• _What is needed_
Copy all the entries below exactly, but not the pictures.

• _Collection entries_
==*==
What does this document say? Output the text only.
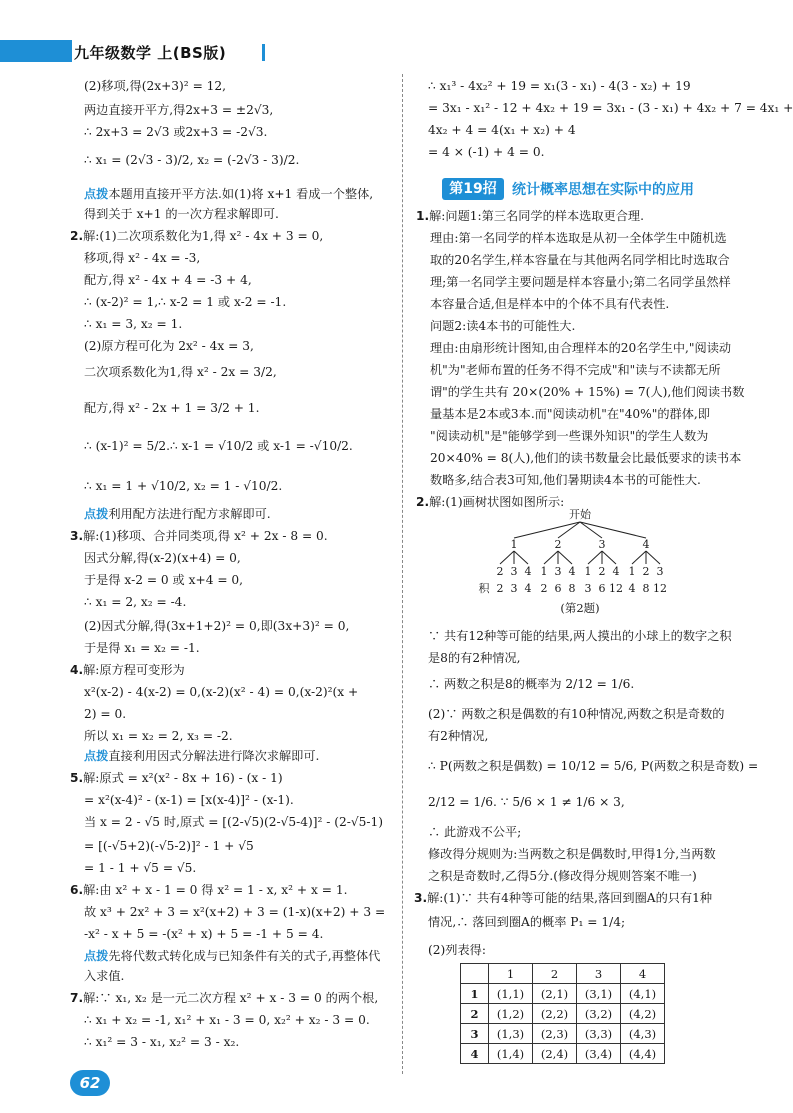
九年级数学 上(BS版)
第19招	统计概率思想在实际中的应用
开始
1	2	3	4
2 3 4 1 3 4 1 2 4 1 2 3
积 2 3 4 2 6 8 3 6 12 4 8 12
(第2题)
	1	2	3	4
1	(1,1)	(2,1)	(3,1)	(4,1)
2	(1,2)	(2,2)	(3,2)	(4,2)
3	(1,3)	(2,3)	(3,3)	(4,3)
4	(1,4)	(2,4)	(3,4)	(4,4)
62
(2)移项,得(2x+3)² = 12,
两边直接开平方,得2x+3 = ±2√3,
∴ 2x+3 = 2√3 或2x+3 = -2√3.
∴ x₁ = (2√3 - 3)/2, x₂ = (-2√3 - 3)/2.
点拨本题用直接开平方法.如(1)将 x+1 看成一个整体,
得到关于 x+1 的一次方程求解即可.
2.解:(1)二次项系数化为1,得 x² - 4x + 3 = 0,
移项,得 x² - 4x = -3,
配方,得 x² - 4x + 4 = -3 + 4,
∴ (x-2)² = 1,∴ x-2 = 1 或 x-2 = -1.
∴ x₁ = 3, x₂ = 1.
(2)原方程可化为 2x² - 4x = 3,
二次项系数化为1,得 x² - 2x = 3/2,
配方,得 x² - 2x + 1 = 3/2 + 1.
∴ (x-1)² = 5/2.∴ x-1 = √10/2 或 x-1 = -√10/2.
∴ x₁ = 1 + √10/2, x₂ = 1 - √10/2.
点拨利用配方法进行配方求解即可.
3.解:(1)移项、合并同类项,得 x² + 2x - 8 = 0.
因式分解,得(x-2)(x+4) = 0,
于是得 x-2 = 0 或 x+4 = 0,
∴ x₁ = 2, x₂ = -4.
(2)因式分解,得(3x+1+2)² = 0,即(3x+3)² = 0,
于是得 x₁ = x₂ = -1.
4.解:原方程可变形为
x²(x-2) - 4(x-2) = 0,(x-2)(x² - 4) = 0,(x-2)²(x +
2) = 0.
所以 x₁ = x₂ = 2, x₃ = -2.
点拨直接利用因式分解法进行降次求解即可.
5.解:原式 = x²(x² - 8x + 16) - (x - 1)
= x²(x-4)² - (x-1) = [x(x-4)]² - (x-1).
当 x = 2 - √5 时,原式 = [(2-√5)(2-√5-4)]² - (2-√5-1)
= [(-√5+2)(-√5-2)]² - 1 + √5
= 1 - 1 + √5 = √5.
6.解:由 x² + x - 1 = 0 得 x² = 1 - x, x² + x = 1.
故 x³ + 2x² + 3 = x²(x+2) + 3 = (1-x)(x+2) + 3 =
-x² - x + 5 = -(x² + x) + 5 = -1 + 5 = 4.
点拨先将代数式转化成与已知条件有关的式子,再整体代
入求值.
7.解:∵ x₁, x₂ 是一元二次方程 x² + x - 3 = 0 的两个根,
∴ x₁ + x₂ = -1, x₁² + x₁ - 3 = 0, x₂² + x₂ - 3 = 0.
∴ x₁² = 3 - x₁, x₂² = 3 - x₂.
∴ x₁³ - 4x₂² + 19 = x₁(3 - x₁) - 4(3 - x₂) + 19
= 3x₁ - x₁² - 12 + 4x₂ + 19 = 3x₁ - (3 - x₁) + 4x₂ + 7 = 4x₁ +
4x₂ + 4 = 4(x₁ + x₂) + 4
= 4 × (-1) + 4 = 0.
1.解:问题1:第三名同学的样本选取更合理.
理由:第一名同学的样本选取是从初一全体学生中随机选
取的20名学生,样本容量在与其他两名同学相比时选取合
理;第一名同学主要问题是样本容量小;第二名同学虽然样
本容量合适,但是样本中的个体不具有代表性.
问题2:读4本书的可能性大.
理由:由扇形统计图知,由合理样本的20名学生中,"阅读动
机"为"老师布置的任务不得不完成"和"读与不读都无所
谓"的学生共有 20×(20% + 15%) = 7(人),他们阅读书数
量基本是2本或3本.而"阅读动机"在"40%"的群体,即
"阅读动机"是"能够学到一些课外知识"的学生人数为
20×40% = 8(人),他们的读书数量会比最低要求的读书本
数略多,结合表3可知,他们暑期读4本书的可能性大.
2.解:(1)画树状图如图所示:
∵ 共有12种等可能的结果,两人摸出的小球上的数字之积
是8的有2种情况,
∴ 两数之积是8的概率为 2/12 = 1/6.
(2)∵ 两数之积是偶数的有10种情况,两数之积是奇数的
有2种情况,
∴ P(两数之积是偶数) = 10/12 = 5/6, P(两数之积是奇数) =
2/12 = 1/6. ∵ 5/6 × 1 ≠ 1/6 × 3,
∴ 此游戏不公平;
修改得分规则为:当两数之积是偶数时,甲得1分,当两数
之积是奇数时,乙得5分.(修改得分规则答案不唯一)
3.解:(1)∵ 共有4种等可能的结果,落回到圈A的只有1种
情况,∴ 落回到圈A的概率 P₁ = 1/4;
(2)列表得:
==*==
• _Written solution_
What does this document say? Output the text only.
九年级数学 上(BS版)
第19招	统计概率思想在实际中的应用
开始
1	2	3	4
2 3 4 1 3 4 1 2 4 1 2 3
积 2 3 4 2 6 8 3 6 12 4 8 12
(第2题)
	1	2	3	4
1	(1,1)	(2,1)	(3,1)	(4,1)
2	(1,2)	(2,2)	(3,2)	(4,2)
3	(1,3)	(2,3)	(3,3)	(4,3)
4	(1,4)	(2,4)	(3,4)	(4,4)
62
(2)移项,得(2x+3)² = 12,
两边直接开平方,得2x+3 = ±2√3,
∴ 2x+3 = 2√3 或2x+3 = -2√3.
∴ x₁ = (2√3 - 3)/2, x₂ = (-2√3 - 3)/2.
点拨本题用直接开平方法.如(1)将 x+1 看成一个整体,
得到关于 x+1 的一次方程求解即可.
2.解:(1)二次项系数化为1,得 x² - 4x + 3 = 0,
移项,得 x² - 4x = -3,
配方,得 x² - 4x + 4 = -3 + 4,
∴ (x-2)² = 1,∴ x-2 = 1 或 x-2 = -1.
∴ x₁ = 3, x₂ = 1.
(2)原方程可化为 2x² - 4x = 3,
二次项系数化为1,得 x² - 2x = 3/2,
配方,得 x² - 2x + 1 = 3/2 + 1.
∴ (x-1)² = 5/2.∴ x-1 = √10/2 或 x-1 = -√10/2.
∴ x₁ = 1 + √10/2, x₂ = 1 - √10/2.
点拨利用配方法进行配方求解即可.
3.解:(1)移项、合并同类项,得 x² + 2x - 8 = 0.
因式分解,得(x-2)(x+4) = 0,
于是得 x-2 = 0 或 x+4 = 0,
∴ x₁ = 2, x₂ = -4.
(2)因式分解,得(3x+1+2)² = 0,即(3x+3)² = 0,
于是得 x₁ = x₂ = -1.
4.解:原方程可变形为
x²(x-2) - 4(x-2) = 0,(x-2)(x² - 4) = 0,(x-2)²(x +
2) = 0.
所以 x₁ = x₂ = 2, x₃ = -2.
点拨直接利用因式分解法进行降次求解即可.
5.解:原式 = x²(x² - 8x + 16) - (x - 1)
= x²(x-4)² - (x-1) = [x(x-4)]² - (x-1).
当 x = 2 - √5 时,原式 = [(2-√5)(2-√5-4)]² - (2-√5-1)
= [(-√5+2)(-√5-2)]² - 1 + √5
= 1 - 1 + √5 = √5.
6.解:由 x² + x - 1 = 0 得 x² = 1 - x, x² + x = 1.
故 x³ + 2x² + 3 = x²(x+2) + 3 = (1-x)(x+2) + 3 =
-x² - x + 5 = -(x² + x) + 5 = -1 + 5 = 4.
点拨先将代数式转化成与已知条件有关的式子,再整体代
入求值.
7.解:∵ x₁, x₂ 是一元二次方程 x² + x - 3 = 0 的两个根,
∴ x₁ + x₂ = -1, x₁² + x₁ - 3 = 0, x₂² + x₂ - 3 = 0.
∴ x₁² = 3 - x₁, x₂² = 3 - x₂.
∴ x₁³ - 4x₂² + 19 = x₁(3 - x₁) - 4(3 - x₂) + 19
= 3x₁ - x₁² - 12 + 4x₂ + 19 = 3x₁ - (3 - x₁) + 4x₂ + 7 = 4x₁ +
4x₂ + 4 = 4(x₁ + x₂) + 4
= 4 × (-1) + 4 = 0.
1.解:问题1:第三名同学的样本选取更合理.
理由:第一名同学的样本选取是从初一全体学生中随机选
取的20名学生,样本容量在与其他两名同学相比时选取合
理;第一名同学主要问题是样本容量小;第二名同学虽然样
本容量合适,但是样本中的个体不具有代表性.
问题2:读4本书的可能性大.
理由:由扇形统计图知,由合理样本的20名学生中,"阅读动
机"为"老师布置的任务不得不完成"和"读与不读都无所
谓"的学生共有 20×(20% + 15%) = 7(人),他们阅读书数
量基本是2本或3本.而"阅读动机"在"40%"的群体,即
"阅读动机"是"能够学到一些课外知识"的学生人数为
20×40% = 8(人),他们的读书数量会比最低要求的读书本
数略多,结合表3可知,他们暑期读4本书的可能性大.
2.解:(1)画树状图如图所示:
∵ 共有12种等可能的结果,两人摸出的小球上的数字之积
是8的有2种情况,
∴ 两数之积是8的概率为 2/12 = 1/6.
(2)∵ 两数之积是偶数的有10种情况,两数之积是奇数的
有2种情况,
∴ P(两数之积是偶数) = 10/12 = 5/6, P(两数之积是奇数) =
2/12 = 1/6. ∵ 5/6 × 1 ≠ 1/6 × 3,
∴ 此游戏不公平;
修改得分规则为:当两数之积是偶数时,甲得1分,当两数
之积是奇数时,乙得5分.(修改得分规则答案不唯一)
3.解:(1)∵ 共有4种等可能的结果,落回到圈A的只有1种
情况,∴ 落回到圈A的概率 P₁ = 1/4;
(2)列表得:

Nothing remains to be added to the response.